Do this -
Copy each line that holds "buoyancy".

Dataset rows -
┌────────

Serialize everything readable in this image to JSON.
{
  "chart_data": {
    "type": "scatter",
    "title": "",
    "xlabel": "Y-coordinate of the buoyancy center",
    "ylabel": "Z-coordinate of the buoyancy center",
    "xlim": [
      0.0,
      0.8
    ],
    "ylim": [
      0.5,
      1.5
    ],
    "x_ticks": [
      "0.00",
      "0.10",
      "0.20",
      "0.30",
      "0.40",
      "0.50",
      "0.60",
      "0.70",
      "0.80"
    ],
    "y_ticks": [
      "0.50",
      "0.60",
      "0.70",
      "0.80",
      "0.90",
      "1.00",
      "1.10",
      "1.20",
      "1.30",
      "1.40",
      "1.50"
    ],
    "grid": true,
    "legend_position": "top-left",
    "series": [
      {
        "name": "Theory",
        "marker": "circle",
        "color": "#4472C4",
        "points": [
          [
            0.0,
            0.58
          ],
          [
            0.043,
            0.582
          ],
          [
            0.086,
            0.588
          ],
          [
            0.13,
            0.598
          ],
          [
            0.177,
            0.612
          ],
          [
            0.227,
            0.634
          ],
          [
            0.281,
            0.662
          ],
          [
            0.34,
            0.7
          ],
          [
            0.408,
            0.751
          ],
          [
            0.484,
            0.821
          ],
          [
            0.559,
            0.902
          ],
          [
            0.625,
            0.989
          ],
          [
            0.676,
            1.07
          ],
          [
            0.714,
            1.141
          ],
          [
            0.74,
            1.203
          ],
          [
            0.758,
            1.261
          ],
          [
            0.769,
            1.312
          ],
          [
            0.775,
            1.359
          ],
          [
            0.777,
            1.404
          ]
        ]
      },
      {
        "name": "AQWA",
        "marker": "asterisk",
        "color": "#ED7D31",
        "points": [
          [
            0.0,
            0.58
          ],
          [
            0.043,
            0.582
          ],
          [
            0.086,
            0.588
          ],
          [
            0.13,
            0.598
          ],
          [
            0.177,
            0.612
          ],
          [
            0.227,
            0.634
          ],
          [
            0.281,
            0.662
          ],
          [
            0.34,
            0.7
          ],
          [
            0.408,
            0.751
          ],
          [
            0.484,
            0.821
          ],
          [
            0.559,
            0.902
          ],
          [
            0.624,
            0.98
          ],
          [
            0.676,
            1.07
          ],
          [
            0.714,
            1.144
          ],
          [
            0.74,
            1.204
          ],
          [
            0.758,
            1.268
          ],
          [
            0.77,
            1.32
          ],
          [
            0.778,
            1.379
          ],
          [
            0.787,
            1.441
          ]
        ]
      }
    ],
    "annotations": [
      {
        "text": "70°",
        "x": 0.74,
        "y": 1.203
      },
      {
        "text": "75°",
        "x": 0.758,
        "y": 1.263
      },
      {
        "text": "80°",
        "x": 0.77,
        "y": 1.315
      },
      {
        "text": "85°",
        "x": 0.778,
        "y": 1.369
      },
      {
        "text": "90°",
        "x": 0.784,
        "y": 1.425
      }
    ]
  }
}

└────────

Exercise response -
    "xlabel": "Y-coordinate of the buoyancy center",
    "ylabel": "Z-coordinate of the buoyancy center",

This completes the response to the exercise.